**PROBLEM DETAILS:** Show all lines holding "true".

**EXCERPTED DATA:**
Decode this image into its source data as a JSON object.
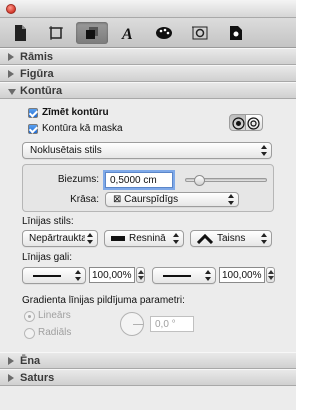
{
  "tabs": [
    {
      "icon": "document-icon",
      "active": false
    },
    {
      "icon": "ruler-icon",
      "active": false
    },
    {
      "icon": "graphic-icon",
      "active": true
    },
    {
      "icon": "text-icon",
      "active": false
    },
    {
      "icon": "color-palette-icon",
      "active": false
    },
    {
      "icon": "metrics-icon",
      "active": false
    },
    {
      "icon": "image-icon",
      "active": false
    }
  ],
  "sections": {
    "ramis": "Rāmis",
    "figura": "Figūra",
    "kontura": "Kontūra",
    "ena": "Ēna",
    "saturs": "Saturs"
  },
  "outline": {
    "draw_outline_label": "Zīmēt kontūru",
    "draw_outline_checked": true,
    "outline_as_mask_label": "Kontūra kā maska",
    "outline_as_mask_checked": true,
    "style_popup": "Noklusētais stils",
    "thickness_label": "Biezums:",
    "thickness_value": "0,5000 cm",
    "thickness_slider_fraction": 0.12,
    "color_label": "Krāsa:",
    "color_value": "⊠ Caurspīdīgs"
  },
  "line_style": {
    "label": "Līnijas stils:",
    "dash_popup": "Nepārtraukta",
    "cap_popup": "Resninā",
    "join_popup": "Taisns"
  },
  "line_ends": {
    "label": "Līnijas gali:",
    "start_scale": "100,00%",
    "end_scale": "100,00%"
  },
  "gradient": {
    "label": "Gradienta līnijas pildījuma parametri:",
    "linear_label": "Lineārs",
    "radial_label": "Radiāls",
    "angle_value": "0,0 °"
  },
  "colors": {
    "accent": "#1f6ad1",
    "focus": "#7fa9e8"
  }
}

**ANSWER FOR THIS EXERCISE:**
      "active": true
    "draw_outline_checked": true,
    "outline_as_mask_checked": true,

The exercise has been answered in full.